*** Reading text Section Begins ***
22-07-08(16:45:53)
Authors:
J. Maciaczyk, U. Kahlert, , D. Maciaczyk, G. Nikkhah
Institutions:
Laboratory Molecular Neurosurgery, Department of Stereotactic and Functional Neurosurgery, Neurocentre, University of Freiburg, Breisacher Str. 64, 79106 Freiburg i. B., Germany
Title of abstract : Long-distance migration and multi-lineage differentiation of fetal human neural stem cells after transplantation into the rat brain
Abstract text:
Transplantation of human fetal neural tissue clearly shows beneficial effects in animal models and clinical trials of human diseases. Therefore, neuororeplacement therapy might become a valuable therapeutical alternative for patients with neurordegenerative diseases as well as after CNS injury or stroke. The limited availability of human neural stem cells (hNSCs) derived from fetal neuraxis prompted us to expand these cells in vitro for an extended period of time and to study their potential after intracerebral implantation. hNSCs derived from different fetal brain regions (neocortex, striatum, midbrain, spinal cord) were grafted into the rodent striatum and hippocampus after culturing. All grafts survived up to 9 weeks post-transplantation. In general, hNSCs derived from neocortex and striatum generated larger grafts and showed more widespread cell migration as compared to hNSCs from midbrain and spinal cord. In addition, cells that were grafted into the striatum migrated more distant compared to those implanted in the hippocampus. Typically, a number of hNSCs transplanted into the striatum were found to extensively migrate along the white matter tracts reaching both rostral (anterior corpus callosum with overlying cortex) and caudal (midbrain) brain regions. Consistently, the vast majority of migratory cells expressed the stem cell marker nestin even after 9 weeks. However, a fraction of grafted cells acquired a neuronal morphology and expressed doublecortin, βIII tubulin or GABA. Taken together, these data demonstrate long-term survival, long-distance migration, and neuronal differentiation of in vitro expanded hNSCs after transplantation. The fact of a large pool of grafted nestin-positive cells offers the possibility of further in vivo manipulation and recruitment of different neural phenotypes for cell replacement strategies in the CNS.
*** Reading text Section Ends ***
*** Source information Section Begins ***
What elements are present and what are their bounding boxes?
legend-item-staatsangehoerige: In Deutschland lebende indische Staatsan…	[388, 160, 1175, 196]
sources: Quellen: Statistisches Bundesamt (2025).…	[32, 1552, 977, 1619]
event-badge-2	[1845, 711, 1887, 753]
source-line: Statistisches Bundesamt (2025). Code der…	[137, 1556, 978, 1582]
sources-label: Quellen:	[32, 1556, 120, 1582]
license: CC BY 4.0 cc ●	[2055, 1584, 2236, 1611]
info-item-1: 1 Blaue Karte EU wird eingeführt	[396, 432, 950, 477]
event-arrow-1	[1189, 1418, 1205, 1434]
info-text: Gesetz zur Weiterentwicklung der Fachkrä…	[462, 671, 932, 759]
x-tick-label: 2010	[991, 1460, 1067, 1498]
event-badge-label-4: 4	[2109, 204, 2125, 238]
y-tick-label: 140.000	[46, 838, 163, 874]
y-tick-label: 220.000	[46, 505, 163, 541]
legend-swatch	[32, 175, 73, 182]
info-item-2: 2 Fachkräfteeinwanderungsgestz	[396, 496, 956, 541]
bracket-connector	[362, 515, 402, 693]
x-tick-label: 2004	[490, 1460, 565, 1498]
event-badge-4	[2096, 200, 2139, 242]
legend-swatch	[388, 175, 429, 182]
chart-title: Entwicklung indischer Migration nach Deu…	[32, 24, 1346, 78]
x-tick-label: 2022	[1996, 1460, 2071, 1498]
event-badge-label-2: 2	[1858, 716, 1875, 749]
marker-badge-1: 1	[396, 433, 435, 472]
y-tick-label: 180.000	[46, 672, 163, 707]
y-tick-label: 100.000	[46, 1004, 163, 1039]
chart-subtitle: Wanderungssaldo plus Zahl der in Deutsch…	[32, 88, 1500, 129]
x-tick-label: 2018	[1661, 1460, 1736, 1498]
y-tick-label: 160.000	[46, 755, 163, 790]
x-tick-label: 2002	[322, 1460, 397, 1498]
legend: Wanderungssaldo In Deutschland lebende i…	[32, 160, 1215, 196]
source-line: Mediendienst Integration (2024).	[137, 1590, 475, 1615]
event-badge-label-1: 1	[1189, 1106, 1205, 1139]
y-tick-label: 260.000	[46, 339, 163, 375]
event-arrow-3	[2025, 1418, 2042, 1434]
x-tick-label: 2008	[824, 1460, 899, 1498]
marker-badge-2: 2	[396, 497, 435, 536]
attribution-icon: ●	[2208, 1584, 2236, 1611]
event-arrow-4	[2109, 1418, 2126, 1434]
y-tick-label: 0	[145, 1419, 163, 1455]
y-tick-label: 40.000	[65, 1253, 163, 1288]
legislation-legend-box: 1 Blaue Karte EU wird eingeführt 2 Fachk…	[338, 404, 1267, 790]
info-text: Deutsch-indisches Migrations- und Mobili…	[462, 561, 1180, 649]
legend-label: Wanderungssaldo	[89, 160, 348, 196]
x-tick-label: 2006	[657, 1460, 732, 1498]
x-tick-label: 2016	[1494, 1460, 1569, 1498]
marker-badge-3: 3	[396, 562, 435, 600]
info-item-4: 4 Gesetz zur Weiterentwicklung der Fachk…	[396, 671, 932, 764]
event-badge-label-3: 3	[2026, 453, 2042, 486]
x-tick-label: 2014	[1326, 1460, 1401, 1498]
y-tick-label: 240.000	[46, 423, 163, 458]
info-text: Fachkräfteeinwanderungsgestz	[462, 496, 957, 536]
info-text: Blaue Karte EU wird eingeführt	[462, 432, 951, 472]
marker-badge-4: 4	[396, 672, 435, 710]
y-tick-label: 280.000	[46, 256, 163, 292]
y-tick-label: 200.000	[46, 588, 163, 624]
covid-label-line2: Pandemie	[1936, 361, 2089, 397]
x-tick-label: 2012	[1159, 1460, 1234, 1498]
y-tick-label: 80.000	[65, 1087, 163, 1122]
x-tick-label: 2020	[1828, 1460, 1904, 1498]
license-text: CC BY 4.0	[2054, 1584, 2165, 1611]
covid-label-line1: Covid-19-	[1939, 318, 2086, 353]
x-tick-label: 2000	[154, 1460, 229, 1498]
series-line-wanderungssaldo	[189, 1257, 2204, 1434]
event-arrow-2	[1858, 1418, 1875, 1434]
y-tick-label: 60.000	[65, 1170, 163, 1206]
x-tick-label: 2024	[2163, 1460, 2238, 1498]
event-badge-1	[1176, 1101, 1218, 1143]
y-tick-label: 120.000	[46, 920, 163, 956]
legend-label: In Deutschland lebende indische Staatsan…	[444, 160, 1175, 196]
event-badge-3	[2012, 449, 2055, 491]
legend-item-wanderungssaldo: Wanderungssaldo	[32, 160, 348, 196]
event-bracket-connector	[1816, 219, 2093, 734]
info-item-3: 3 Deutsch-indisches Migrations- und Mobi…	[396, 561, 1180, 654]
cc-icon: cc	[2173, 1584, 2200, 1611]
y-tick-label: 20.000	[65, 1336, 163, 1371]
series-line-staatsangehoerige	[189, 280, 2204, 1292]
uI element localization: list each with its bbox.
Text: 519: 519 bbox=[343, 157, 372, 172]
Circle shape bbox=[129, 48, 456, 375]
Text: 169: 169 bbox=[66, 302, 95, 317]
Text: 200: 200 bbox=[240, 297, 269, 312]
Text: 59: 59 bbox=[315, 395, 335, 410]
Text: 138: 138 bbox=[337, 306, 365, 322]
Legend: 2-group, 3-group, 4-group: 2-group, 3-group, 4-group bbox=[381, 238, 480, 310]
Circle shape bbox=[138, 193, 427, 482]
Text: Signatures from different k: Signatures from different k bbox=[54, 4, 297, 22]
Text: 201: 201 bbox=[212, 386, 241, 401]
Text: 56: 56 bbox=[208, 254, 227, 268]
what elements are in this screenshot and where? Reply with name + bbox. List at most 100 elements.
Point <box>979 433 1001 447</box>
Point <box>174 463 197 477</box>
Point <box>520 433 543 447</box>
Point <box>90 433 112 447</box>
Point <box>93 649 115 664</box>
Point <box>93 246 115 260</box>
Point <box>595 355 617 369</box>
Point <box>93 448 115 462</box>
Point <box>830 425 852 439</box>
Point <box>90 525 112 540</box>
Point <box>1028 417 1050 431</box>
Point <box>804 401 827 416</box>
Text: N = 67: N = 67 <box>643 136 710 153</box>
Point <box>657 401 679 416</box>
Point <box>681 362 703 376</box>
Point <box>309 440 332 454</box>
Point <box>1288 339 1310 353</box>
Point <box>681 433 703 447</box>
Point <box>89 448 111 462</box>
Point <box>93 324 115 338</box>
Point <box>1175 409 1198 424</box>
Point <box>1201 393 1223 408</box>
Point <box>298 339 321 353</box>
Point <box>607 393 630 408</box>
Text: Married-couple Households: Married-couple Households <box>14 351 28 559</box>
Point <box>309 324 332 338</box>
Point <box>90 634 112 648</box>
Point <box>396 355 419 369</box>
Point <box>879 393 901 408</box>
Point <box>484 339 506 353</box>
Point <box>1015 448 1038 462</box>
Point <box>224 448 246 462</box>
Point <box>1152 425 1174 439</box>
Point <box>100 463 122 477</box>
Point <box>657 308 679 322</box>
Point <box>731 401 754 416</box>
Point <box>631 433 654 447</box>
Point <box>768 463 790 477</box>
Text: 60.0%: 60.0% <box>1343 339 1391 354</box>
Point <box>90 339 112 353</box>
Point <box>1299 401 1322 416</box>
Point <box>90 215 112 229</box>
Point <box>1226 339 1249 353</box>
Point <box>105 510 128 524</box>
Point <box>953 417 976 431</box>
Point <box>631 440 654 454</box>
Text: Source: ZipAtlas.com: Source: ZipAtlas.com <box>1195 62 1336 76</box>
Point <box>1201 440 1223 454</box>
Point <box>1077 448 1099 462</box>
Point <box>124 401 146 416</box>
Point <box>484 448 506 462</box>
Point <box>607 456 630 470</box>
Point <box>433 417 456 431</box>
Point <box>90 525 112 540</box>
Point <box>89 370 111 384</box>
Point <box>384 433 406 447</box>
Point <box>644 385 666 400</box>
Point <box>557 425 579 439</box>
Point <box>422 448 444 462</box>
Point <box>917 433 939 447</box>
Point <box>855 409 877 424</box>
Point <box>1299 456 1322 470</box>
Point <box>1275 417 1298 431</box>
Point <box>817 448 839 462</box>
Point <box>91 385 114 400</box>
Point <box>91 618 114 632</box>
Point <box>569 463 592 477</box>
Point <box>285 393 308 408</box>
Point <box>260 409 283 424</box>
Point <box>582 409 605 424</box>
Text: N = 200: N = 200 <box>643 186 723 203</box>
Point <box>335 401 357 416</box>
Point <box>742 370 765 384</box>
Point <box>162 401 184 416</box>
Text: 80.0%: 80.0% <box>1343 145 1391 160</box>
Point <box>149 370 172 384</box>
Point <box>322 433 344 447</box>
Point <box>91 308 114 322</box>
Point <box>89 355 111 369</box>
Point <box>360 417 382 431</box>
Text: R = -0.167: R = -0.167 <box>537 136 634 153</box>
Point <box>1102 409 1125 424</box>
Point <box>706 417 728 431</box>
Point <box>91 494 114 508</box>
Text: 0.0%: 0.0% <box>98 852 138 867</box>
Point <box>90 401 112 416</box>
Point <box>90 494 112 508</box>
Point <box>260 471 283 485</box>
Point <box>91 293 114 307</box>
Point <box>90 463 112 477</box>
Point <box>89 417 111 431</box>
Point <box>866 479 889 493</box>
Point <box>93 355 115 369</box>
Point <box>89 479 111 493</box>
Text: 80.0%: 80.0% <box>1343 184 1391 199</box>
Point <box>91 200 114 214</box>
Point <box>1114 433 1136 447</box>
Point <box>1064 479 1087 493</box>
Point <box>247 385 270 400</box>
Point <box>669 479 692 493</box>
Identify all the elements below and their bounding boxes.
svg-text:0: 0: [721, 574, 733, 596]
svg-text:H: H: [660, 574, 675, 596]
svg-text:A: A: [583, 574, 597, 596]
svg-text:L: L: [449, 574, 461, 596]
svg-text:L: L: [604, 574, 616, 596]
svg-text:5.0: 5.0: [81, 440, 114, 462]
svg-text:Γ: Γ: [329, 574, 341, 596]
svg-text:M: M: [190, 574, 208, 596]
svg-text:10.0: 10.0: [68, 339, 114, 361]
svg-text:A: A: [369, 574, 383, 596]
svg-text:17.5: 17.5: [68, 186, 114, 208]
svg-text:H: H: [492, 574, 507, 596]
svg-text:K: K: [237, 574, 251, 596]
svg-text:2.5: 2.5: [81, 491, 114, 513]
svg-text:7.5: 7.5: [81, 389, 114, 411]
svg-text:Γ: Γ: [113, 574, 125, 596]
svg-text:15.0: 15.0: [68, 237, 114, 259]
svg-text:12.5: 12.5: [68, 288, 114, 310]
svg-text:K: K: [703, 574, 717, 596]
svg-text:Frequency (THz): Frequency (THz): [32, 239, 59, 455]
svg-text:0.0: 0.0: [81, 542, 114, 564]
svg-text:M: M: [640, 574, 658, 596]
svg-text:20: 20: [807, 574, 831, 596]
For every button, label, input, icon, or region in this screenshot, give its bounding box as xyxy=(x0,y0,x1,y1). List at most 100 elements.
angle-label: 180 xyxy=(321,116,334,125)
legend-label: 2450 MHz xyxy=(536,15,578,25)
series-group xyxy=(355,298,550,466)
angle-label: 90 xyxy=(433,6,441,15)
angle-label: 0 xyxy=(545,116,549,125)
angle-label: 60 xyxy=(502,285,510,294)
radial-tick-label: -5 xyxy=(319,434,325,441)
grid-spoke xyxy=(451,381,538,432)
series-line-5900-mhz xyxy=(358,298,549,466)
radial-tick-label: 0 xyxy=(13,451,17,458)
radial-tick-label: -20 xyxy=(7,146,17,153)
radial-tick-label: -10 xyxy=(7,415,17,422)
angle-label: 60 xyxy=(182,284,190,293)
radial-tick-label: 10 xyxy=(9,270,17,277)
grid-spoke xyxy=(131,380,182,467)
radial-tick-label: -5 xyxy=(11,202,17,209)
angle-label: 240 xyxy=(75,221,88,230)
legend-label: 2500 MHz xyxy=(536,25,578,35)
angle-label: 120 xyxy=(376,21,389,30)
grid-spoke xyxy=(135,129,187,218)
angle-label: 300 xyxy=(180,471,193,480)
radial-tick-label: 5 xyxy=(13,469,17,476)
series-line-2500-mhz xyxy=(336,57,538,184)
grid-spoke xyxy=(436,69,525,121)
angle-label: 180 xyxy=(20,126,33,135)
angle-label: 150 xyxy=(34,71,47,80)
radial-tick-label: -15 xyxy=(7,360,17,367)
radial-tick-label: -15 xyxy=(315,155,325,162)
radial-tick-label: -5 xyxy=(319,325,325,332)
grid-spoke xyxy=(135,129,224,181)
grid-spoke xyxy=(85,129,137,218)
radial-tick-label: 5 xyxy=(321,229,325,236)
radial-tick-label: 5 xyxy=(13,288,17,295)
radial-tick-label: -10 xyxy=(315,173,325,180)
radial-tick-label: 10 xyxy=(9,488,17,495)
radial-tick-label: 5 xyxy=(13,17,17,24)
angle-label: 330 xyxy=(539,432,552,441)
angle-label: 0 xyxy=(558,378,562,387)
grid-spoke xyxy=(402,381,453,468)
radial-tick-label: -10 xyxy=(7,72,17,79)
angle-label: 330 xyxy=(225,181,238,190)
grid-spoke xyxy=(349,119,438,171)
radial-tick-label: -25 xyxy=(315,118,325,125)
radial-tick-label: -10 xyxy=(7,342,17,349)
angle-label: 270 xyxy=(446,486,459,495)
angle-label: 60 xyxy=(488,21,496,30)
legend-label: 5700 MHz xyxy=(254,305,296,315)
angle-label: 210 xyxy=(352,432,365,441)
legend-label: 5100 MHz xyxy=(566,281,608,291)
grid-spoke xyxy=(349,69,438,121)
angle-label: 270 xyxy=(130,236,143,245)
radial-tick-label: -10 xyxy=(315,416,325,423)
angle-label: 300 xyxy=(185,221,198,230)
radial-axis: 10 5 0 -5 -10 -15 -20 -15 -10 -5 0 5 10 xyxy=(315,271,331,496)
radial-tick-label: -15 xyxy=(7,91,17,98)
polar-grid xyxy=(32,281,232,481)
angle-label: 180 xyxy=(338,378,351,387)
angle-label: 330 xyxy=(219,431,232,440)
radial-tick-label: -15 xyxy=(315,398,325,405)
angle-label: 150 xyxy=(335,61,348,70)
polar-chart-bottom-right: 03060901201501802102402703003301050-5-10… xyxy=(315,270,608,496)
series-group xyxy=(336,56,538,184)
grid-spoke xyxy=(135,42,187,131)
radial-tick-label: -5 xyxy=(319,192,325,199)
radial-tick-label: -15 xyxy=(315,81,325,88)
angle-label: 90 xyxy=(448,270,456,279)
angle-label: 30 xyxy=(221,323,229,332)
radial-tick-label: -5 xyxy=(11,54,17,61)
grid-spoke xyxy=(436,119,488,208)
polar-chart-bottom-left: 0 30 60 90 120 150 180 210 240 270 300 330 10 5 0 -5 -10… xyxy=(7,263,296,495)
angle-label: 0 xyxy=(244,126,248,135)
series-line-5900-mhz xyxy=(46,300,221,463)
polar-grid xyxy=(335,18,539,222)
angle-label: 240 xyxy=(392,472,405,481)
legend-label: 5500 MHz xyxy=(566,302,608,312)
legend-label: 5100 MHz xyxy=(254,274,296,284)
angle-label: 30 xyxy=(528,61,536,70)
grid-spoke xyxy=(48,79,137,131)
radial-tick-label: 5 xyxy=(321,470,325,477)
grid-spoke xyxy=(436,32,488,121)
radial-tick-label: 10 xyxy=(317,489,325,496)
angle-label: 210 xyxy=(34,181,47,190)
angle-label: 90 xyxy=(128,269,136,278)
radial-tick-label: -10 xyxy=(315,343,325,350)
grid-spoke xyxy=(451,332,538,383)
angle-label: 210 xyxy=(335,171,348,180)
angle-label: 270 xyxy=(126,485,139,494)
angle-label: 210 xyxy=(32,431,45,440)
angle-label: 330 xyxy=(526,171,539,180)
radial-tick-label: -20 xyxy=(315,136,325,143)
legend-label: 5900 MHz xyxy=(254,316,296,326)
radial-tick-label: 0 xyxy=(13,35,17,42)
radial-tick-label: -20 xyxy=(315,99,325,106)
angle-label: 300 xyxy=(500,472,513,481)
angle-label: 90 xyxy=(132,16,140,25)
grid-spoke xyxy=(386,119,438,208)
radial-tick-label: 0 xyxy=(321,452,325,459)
*** Source information Section Ends ***
• [Using the information]:
A) According to the neural stem cell abstract, how long did all grafts survive after transplantation?
B) Please condense the paragraph of the neural stem cell abstract beginning "Transplantation of human fetal neural tissue" into a short bulleted list that keeps its main findings.
You can set the material aside; nothing here depends on it.

• [Answers by item]:
A) Up to 9 weeks post-transplantation.

B)
- Fetal human neural tissue transplants show benefits in animal models and clinical trials, so neural replacement therapy may help patients with neurodegenerative diseases, CNS injury or stroke.
- Because fetal human neural stem cells (hNSCs) are scarce, they were expanded in vitro for an extended time, then grafted into the rodent striatum and hippocampus.
- The cells came from neocortex, striatum, midbrain and spinal cord; all grafts survived up to 9 weeks.
- Neocortex- and striatum-derived cells formed larger grafts and migrated more widely than midbrain- and spinal cord-derived cells.
- Cells grafted into the striatum migrated farther than those in the hippocampus, often along white matter tracts to rostral (anterior corpus callosum and overlying cortex) and caudal (midbrain) regions.
- Most migrating cells still expressed the stem cell marker nestin after 9 weeks, while some took on neuronal form and expressed doublecortin, βIII tubulin or GABA.
- The data show long-term survival, long-distance migration and neuronal differentiation of expanded hNSCs; the large pool of nestin-positive cells could allow further in vivo manipulation for CNS cell replacement.